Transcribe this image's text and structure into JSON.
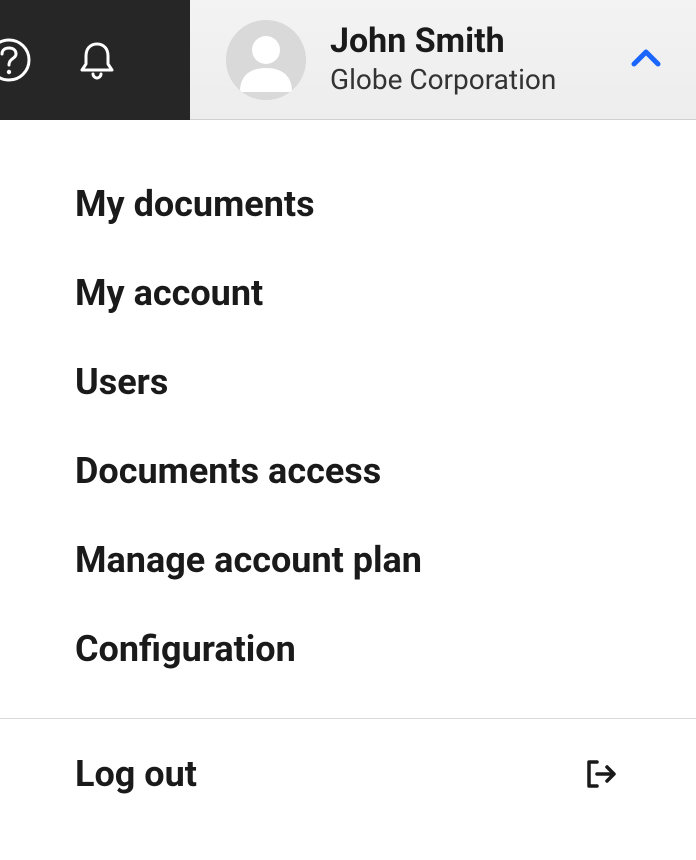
{
  "header": {
    "user_name": "John Smith",
    "organization": "Globe Corporation"
  },
  "menu": {
    "items": [
      {
        "label": "My documents"
      },
      {
        "label": "My account"
      },
      {
        "label": "Users"
      },
      {
        "label": "Documents access"
      },
      {
        "label": "Manage account plan"
      },
      {
        "label": "Configuration"
      }
    ],
    "logout_label": "Log out"
  }
}
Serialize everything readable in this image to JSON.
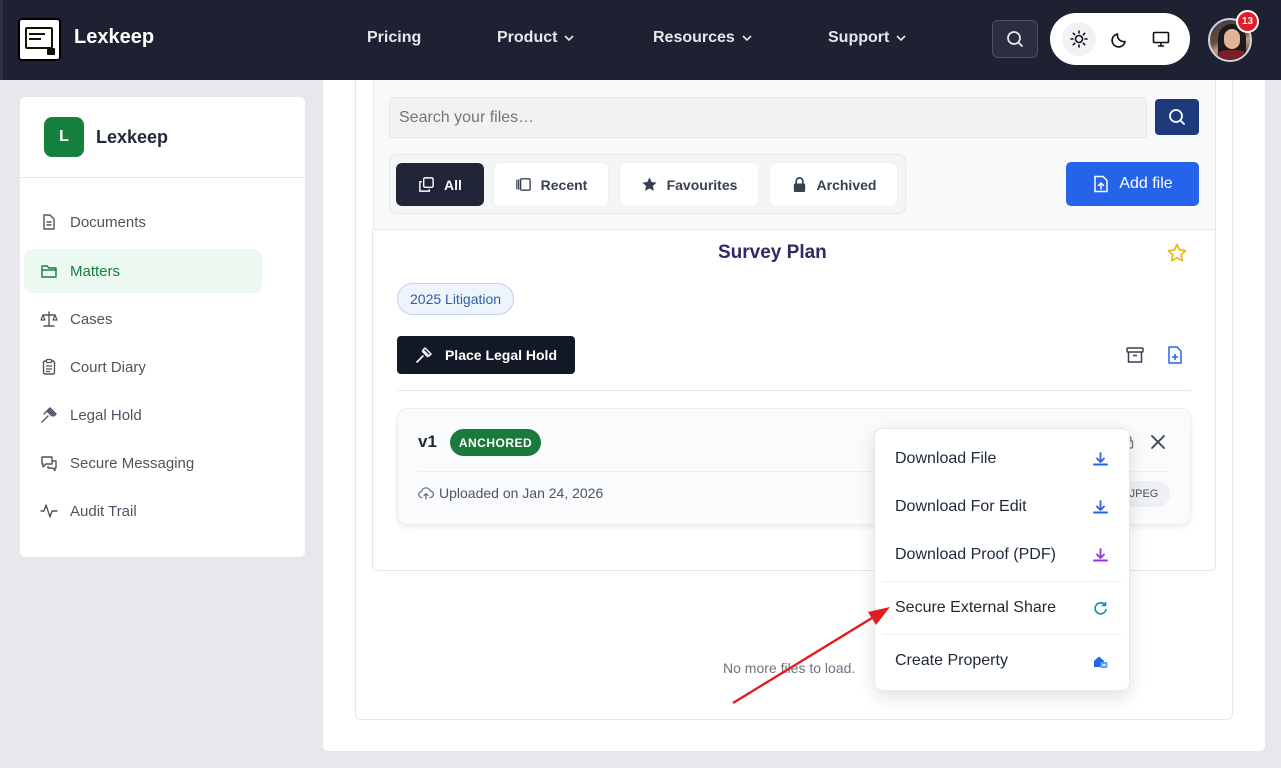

> _AIM_:
Every entry must be transcribed exactly. Pictures do not belong in the copy.

> _EXERCISE RESPONSE_:
Transcribe this image's text and structure into JSON.
{
  "header": {
    "user_name": "John Smith",
    "organization": "Globe Corporation"
  },
  "menu": {
    "items": [
      {
        "label": "My documents"
      },
      {
        "label": "My account"
      },
      {
        "label": "Users"
      },
      {
        "label": "Documents access"
      },
      {
        "label": "Manage account plan"
      },
      {
        "label": "Configuration"
      }
    ],
    "logout_label": "Log out"
  }
}
Serialize everything readable in this image to JSON.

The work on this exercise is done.